» What is asked
Of the lines listed below, how many contain the string "name"? Answer with the number alone.

» The records
************

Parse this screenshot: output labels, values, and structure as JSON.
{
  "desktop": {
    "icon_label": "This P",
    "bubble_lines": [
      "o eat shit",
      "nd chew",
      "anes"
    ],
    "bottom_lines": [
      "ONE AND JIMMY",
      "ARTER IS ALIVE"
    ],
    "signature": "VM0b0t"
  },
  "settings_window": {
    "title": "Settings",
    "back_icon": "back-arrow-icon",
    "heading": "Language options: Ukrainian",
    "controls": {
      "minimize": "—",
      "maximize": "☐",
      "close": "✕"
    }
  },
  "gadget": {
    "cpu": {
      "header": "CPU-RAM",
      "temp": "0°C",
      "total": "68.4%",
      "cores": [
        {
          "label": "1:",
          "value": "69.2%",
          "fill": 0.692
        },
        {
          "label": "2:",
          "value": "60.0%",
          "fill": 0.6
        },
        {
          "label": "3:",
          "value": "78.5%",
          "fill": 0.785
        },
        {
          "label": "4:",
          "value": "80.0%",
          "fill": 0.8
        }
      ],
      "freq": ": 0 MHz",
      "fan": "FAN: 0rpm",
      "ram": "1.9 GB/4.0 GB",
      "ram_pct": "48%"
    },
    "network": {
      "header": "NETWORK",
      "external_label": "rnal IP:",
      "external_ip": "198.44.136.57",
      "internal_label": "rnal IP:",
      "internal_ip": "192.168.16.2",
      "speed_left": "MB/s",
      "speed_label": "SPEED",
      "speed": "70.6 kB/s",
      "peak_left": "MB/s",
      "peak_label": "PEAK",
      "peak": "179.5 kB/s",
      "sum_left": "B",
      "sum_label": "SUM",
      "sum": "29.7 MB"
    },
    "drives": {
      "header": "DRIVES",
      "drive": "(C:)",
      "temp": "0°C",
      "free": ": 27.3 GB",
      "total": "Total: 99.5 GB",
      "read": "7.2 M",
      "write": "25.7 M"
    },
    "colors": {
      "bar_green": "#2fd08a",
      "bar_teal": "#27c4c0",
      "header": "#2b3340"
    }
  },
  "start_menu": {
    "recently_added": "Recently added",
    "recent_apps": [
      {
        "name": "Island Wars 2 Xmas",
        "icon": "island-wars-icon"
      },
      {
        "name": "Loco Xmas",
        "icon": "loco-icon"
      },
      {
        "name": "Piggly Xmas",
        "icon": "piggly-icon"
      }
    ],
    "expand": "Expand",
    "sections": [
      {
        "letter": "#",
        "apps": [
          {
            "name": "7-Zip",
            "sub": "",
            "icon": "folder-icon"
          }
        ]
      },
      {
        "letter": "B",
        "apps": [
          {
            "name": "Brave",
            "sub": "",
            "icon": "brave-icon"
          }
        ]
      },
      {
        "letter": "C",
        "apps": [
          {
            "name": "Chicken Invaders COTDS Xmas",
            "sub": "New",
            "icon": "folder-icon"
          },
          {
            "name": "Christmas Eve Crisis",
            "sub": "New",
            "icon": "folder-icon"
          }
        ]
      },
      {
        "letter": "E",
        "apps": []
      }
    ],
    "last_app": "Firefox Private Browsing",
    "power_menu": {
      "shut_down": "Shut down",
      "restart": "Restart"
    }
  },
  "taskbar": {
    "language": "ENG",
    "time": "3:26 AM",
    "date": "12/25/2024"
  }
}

************

» Solution below
7